** Start **
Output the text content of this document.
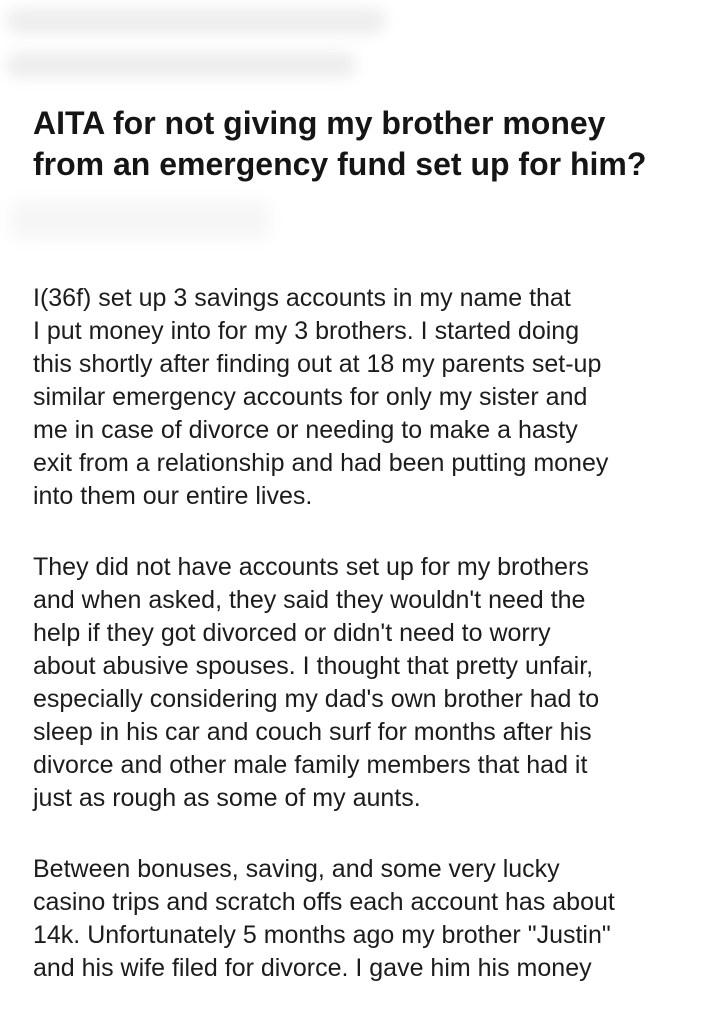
AITA for not giving my brother money
from an emergency fund set up for him?

I(36f) set up 3 savings accounts in my name that
I put money into for my 3 brothers. I started doing
this shortly after finding out at 18 my parents set-up
similar emergency accounts for only my sister and
me in case of divorce or needing to make a hasty
exit from a relationship and had been putting money
into them our entire lives.

They did not have accounts set up for my brothers
and when asked, they said they wouldn't need the
help if they got divorced or didn't need to worry
about abusive spouses. I thought that pretty unfair,
especially considering my dad's own brother had to
sleep in his car and couch surf for months after his
divorce and other male family members that had it
just as rough as some of my aunts.

Between bonuses, saving, and some very lucky
casino trips and scratch offs each account has about
14k. Unfortunately 5 months ago my brother "Justin"
and his wife filed for divorce. I gave him his money
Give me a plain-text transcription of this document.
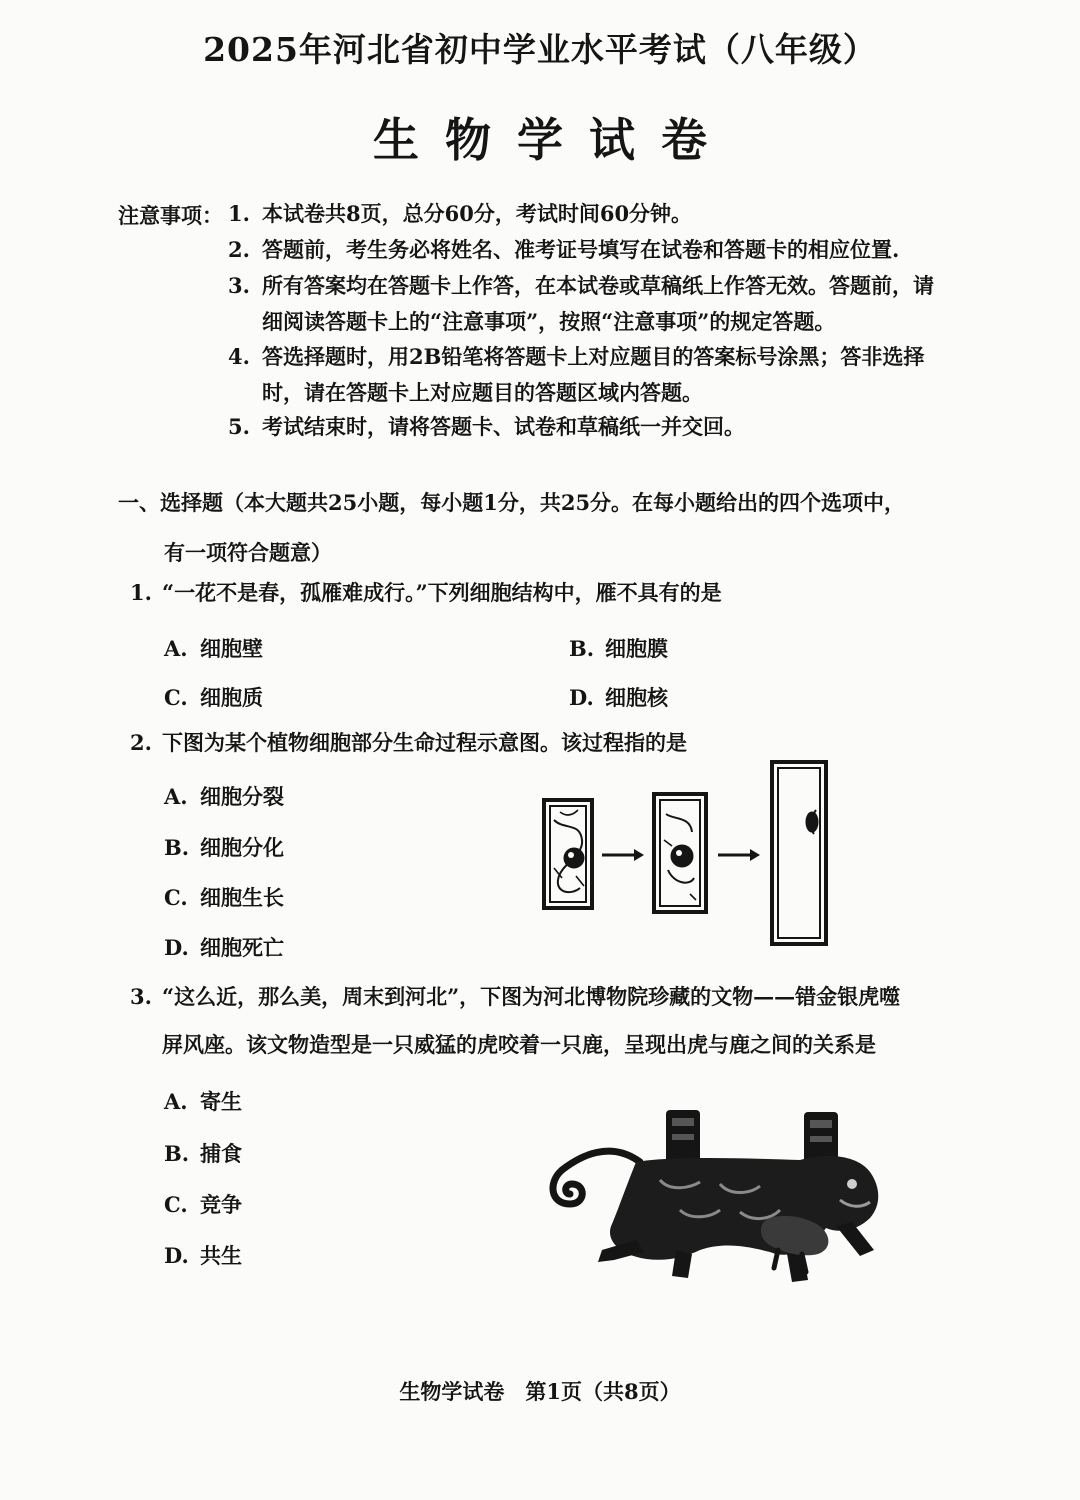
2025年河北省初中学业水平考试（八年级）
生物学试卷
注意事项： 1. 本试卷共8页，总分60分，考试时间60分钟。
2. 答题前，考生务必将姓名、准考证号填写在试卷和答题卡的相应位置.
3. 所有答案均在答题卡上作答，在本试卷或草稿纸上作答无效。答题前，请
细阅读答题卡上的“注意事项”，按照“注意事项”的规定答题。
4. 答选择题时，用2B铅笔将答题卡上对应题目的答案标号涂黑；答非选择
时，请在答题卡上对应题目的答题区域内答题。
5. 考试结束时，请将答题卡、试卷和草稿纸一并交回。
一、选择题（本大题共25小题，每小题1分，共25分。在每小题给出的四个选项中，
有一项符合题意）
1. “一花不是春，孤雁难成行。”下列细胞结构中，雁不具有的是
A. 细胞壁	B. 细胞膜
C. 细胞质	D. 细胞核
2. 下图为某个植物细胞部分生命过程示意图。该过程指的是
A. 细胞分裂
B. 细胞分化
C. 细胞生长
D. 细胞死亡
3. “这么近，那么美，周末到河北”，下图为河北博物院珍藏的文物——错金银虎噬
屏风座。该文物造型是一只威猛的虎咬着一只鹿，呈现出虎与鹿之间的关系是
A. 寄生
B. 捕食
C. 竞争
D. 共生
生物学试卷　第1页（共8页）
** End **
» Aim
All of the lines above should be printed exactly, minus the pictures.

» Solution
Output the text content of this document.
AITA for not giving my brother money
from an emergency fund set up for him?

I(36f) set up 3 savings accounts in my name that
I put money into for my 3 brothers. I started doing
this shortly after finding out at 18 my parents set-up
similar emergency accounts for only my sister and
me in case of divorce or needing to make a hasty
exit from a relationship and had been putting money
into them our entire lives.

They did not have accounts set up for my brothers
and when asked, they said they wouldn't need the
help if they got divorced or didn't need to worry
about abusive spouses. I thought that pretty unfair,
especially considering my dad's own brother had to
sleep in his car and couch surf for months after his
divorce and other male family members that had it
just as rough as some of my aunts.

Between bonuses, saving, and some very lucky
casino trips and scratch offs each account has about
14k. Unfortunately 5 months ago my brother "Justin"
and his wife filed for divorce. I gave him his money
Give me a plain-text transcription of this document.
2025年河北省初中学业水平考试（八年级）
生物学试卷
注意事项： 1. 本试卷共8页，总分60分，考试时间60分钟。
2. 答题前，考生务必将姓名、准考证号填写在试卷和答题卡的相应位置.
3. 所有答案均在答题卡上作答，在本试卷或草稿纸上作答无效。答题前，请
细阅读答题卡上的“注意事项”，按照“注意事项”的规定答题。
4. 答选择题时，用2B铅笔将答题卡上对应题目的答案标号涂黑；答非选择
时，请在答题卡上对应题目的答题区域内答题。
5. 考试结束时，请将答题卡、试卷和草稿纸一并交回。
一、选择题（本大题共25小题，每小题1分，共25分。在每小题给出的四个选项中，
有一项符合题意）
1. “一花不是春，孤雁难成行。”下列细胞结构中，雁不具有的是
A. 细胞壁	B. 细胞膜
C. 细胞质	D. 细胞核
2. 下图为某个植物细胞部分生命过程示意图。该过程指的是
A. 细胞分裂
B. 细胞分化
C. 细胞生长
D. 细胞死亡
3. “这么近，那么美，周末到河北”，下图为河北博物院珍藏的文物——错金银虎噬
屏风座。该文物造型是一只威猛的虎咬着一只鹿，呈现出虎与鹿之间的关系是
A. 寄生
B. 捕食
C. 竞争
D. 共生
生物学试卷　第1页（共8页）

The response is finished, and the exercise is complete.